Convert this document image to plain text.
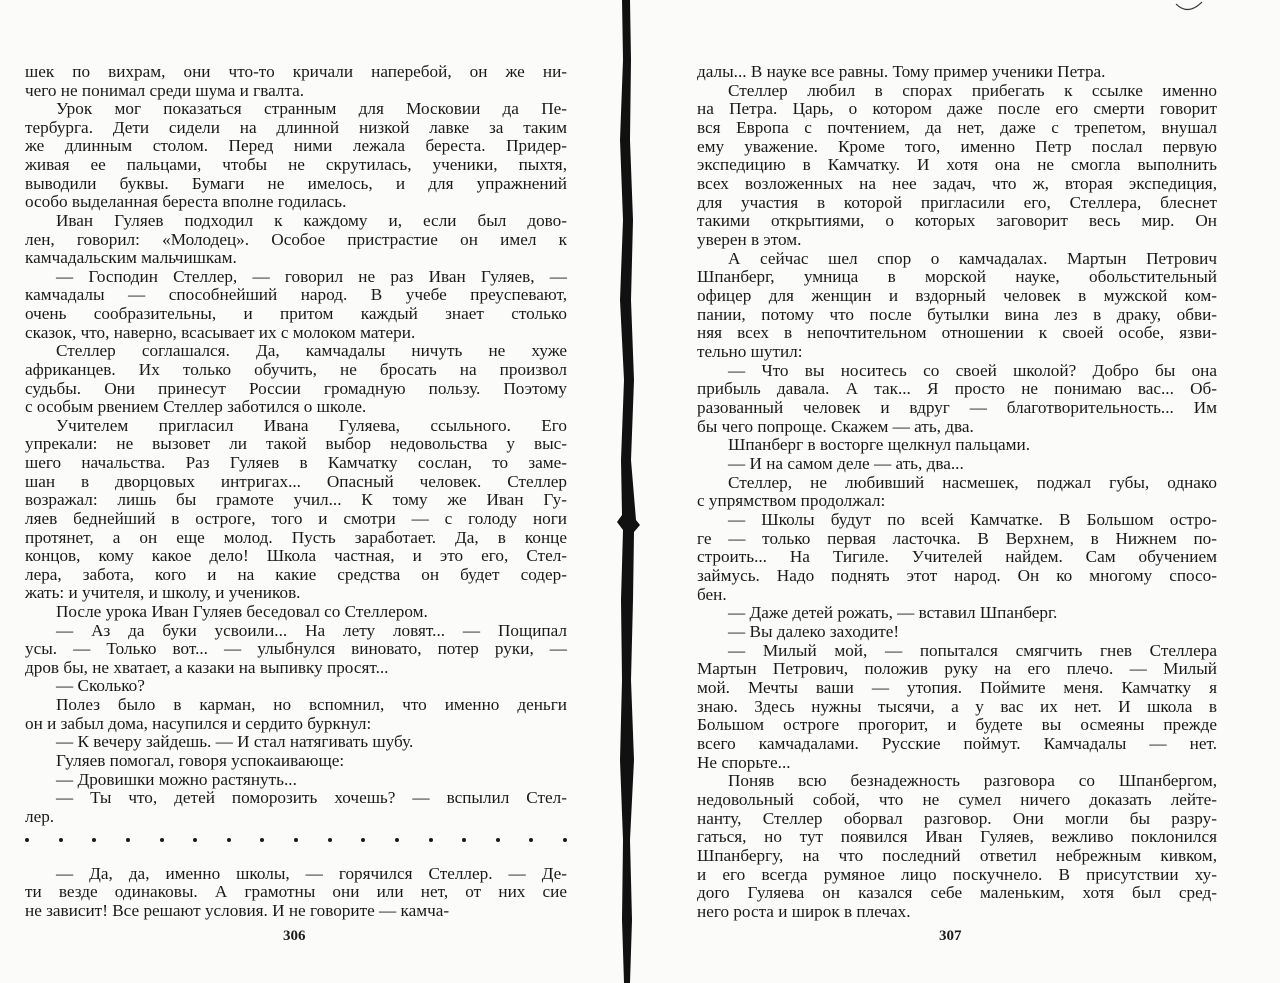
шек по вихрам, они что-то кричали наперебой, он же ни-
чего не понимал среди шума и гвалта.
Урок мог показаться странным для Московии да Пе-
тербурга. Дети сидели на длинной низкой лавке за таким
же длинным столом. Перед ними лежала береста. Придер-
живая ее пальцами, чтобы не скрутилась, ученики, пыхтя,
выводили буквы. Бумаги не имелось, и для упражнений
особо выделанная береста вполне годилась.
Иван Гуляев подходил к каждому и, если был дово-
лен, говорил: «Молодец». Особое пристрастие он имел к
камчадальским мальчишкам.
— Господин Стеллер, — говорил не раз Иван Гуляев, —
камчадалы — способнейший народ. В учебе преуспевают,
очень сообразительны, и притом каждый знает столько
сказок, что, наверно, всасывает их с молоком матери.
Стеллер соглашался. Да, камчадалы ничуть не хуже
африканцев. Их только обучить, не бросать на произвол
судьбы. Они принесут России громадную пользу. Поэтому
с особым рвением Стеллер заботился о школе.
Учителем пригласил Ивана Гуляева, ссыльного. Его
упрекали: не вызовет ли такой выбор недовольства у выс-
шего начальства. Раз Гуляев в Камчатку сослан, то заме-
шан в дворцовых интригах... Опасный человек. Стеллер
возражал: лишь бы грамоте учил... К тому же Иван Гу-
ляев беднейший в остроге, того и смотри — с голоду ноги
протянет, а он еще молод. Пусть заработает. Да, в конце
концов, кому какое дело! Школа частная, и это его, Стел-
лера, забота, кого и на какие средства он будет содер-
жать: и учителя, и школу, и учеников.
После урока Иван Гуляев беседовал со Стеллером.
— Аз да буки усвоили... На лету ловят... — Пощипал
усы. — Только вот... — улыбнулся виновато, потер руки, —
дров бы, не хватает, а казаки на выпивку просят...
— Сколько?
Полез было в карман, но вспомнил, что именно деньги
он и забыл дома, насупился и сердито буркнул:
— К вечеру зайдешь. — И стал натягивать шубу.
Гуляев помогал, говоря успокаивающе:
— Дровишки можно растянуть...
— Ты что, детей поморозить хочешь? — вспылил Стел-
лер.
— Да, да, именно школы, — горячился Стеллер. — Де-
ти везде одинаковы. А грамотны они или нет, от них сие
не зависит! Все решают условия. И не говорите — камча-
306
далы... В науке все равны. Тому пример ученики Петра.
Стеллер любил в спорах прибегать к ссылке именно
на Петра. Царь, о котором даже после его смерти говорит
вся Европа с почтением, да нет, даже с трепетом, внушал
ему уважение. Кроме того, именно Петр послал первую
экспедицию в Камчатку. И хотя она не смогла выполнить
всех возложенных на нее задач, что ж, вторая экспедиция,
для участия в которой пригласили его, Стеллера, блеснет
такими открытиями, о которых заговорит весь мир. Он
уверен в этом.
А сейчас шел спор о камчадалах. Мартын Петрович
Шпанберг, умница в морской науке, обольстительный
офицер для женщин и вздорный человек в мужской ком-
пании, потому что после бутылки вина лез в драку, обви-
няя всех в непочтительном отношении к своей особе, язви-
тельно шутил:
— Что вы носитесь со своей школой? Добро бы она
прибыль давала. А так... Я просто не понимаю вас... Об-
разованный человек и вдруг — благотворительность... Им
бы чего попроще. Скажем — ать, два.
Шпанберг в восторге щелкнул пальцами.
— И на самом деле — ать, два...
Стеллер, не любивший насмешек, поджал губы, однако
с упрямством продолжал:
— Школы будут по всей Камчатке. В Большом остро-
ге — только первая ласточка. В Верхнем, в Нижнем по-
строить... На Тигиле. Учителей найдем. Сам обучением
займусь. Надо поднять этот народ. Он ко многому спосо-
бен.
— Даже детей рожать, — вставил Шпанберг.
— Вы далеко заходите!
— Милый мой, — попытался смягчить гнев Стеллера
Мартын Петрович, положив руку на его плечо. — Милый
мой. Мечты ваши — утопия. Поймите меня. Камчатку я
знаю. Здесь нужны тысячи, а у вас их нет. И школа в
Большом остроге прогорит, и будете вы осмеяны прежде
всего камчадалами. Русские поймут. Камчадалы — нет.
Не спорьте...
Поняв всю безнадежность разговора со Шпанбергом,
недовольный собой, что не сумел ничего доказать лейте-
нанту, Стеллер оборвал разговор. Они могли бы разру-
гаться, но тут появился Иван Гуляев, вежливо поклонился
Шпанбергу, на что последний ответил небрежным кивком,
и его всегда румяное лицо поскучнело. В присутствии ху-
дого Гуляева он казался себе маленьким, хотя был сред-
него роста и широк в плечах.
307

* * * *

Requirements
Copy out each line of the material that holds the word "Милый".

Correct result
— Милый мой, — попытался смягчить гнев Стеллера
Мартын Петрович, положив руку на его плечо. — Милый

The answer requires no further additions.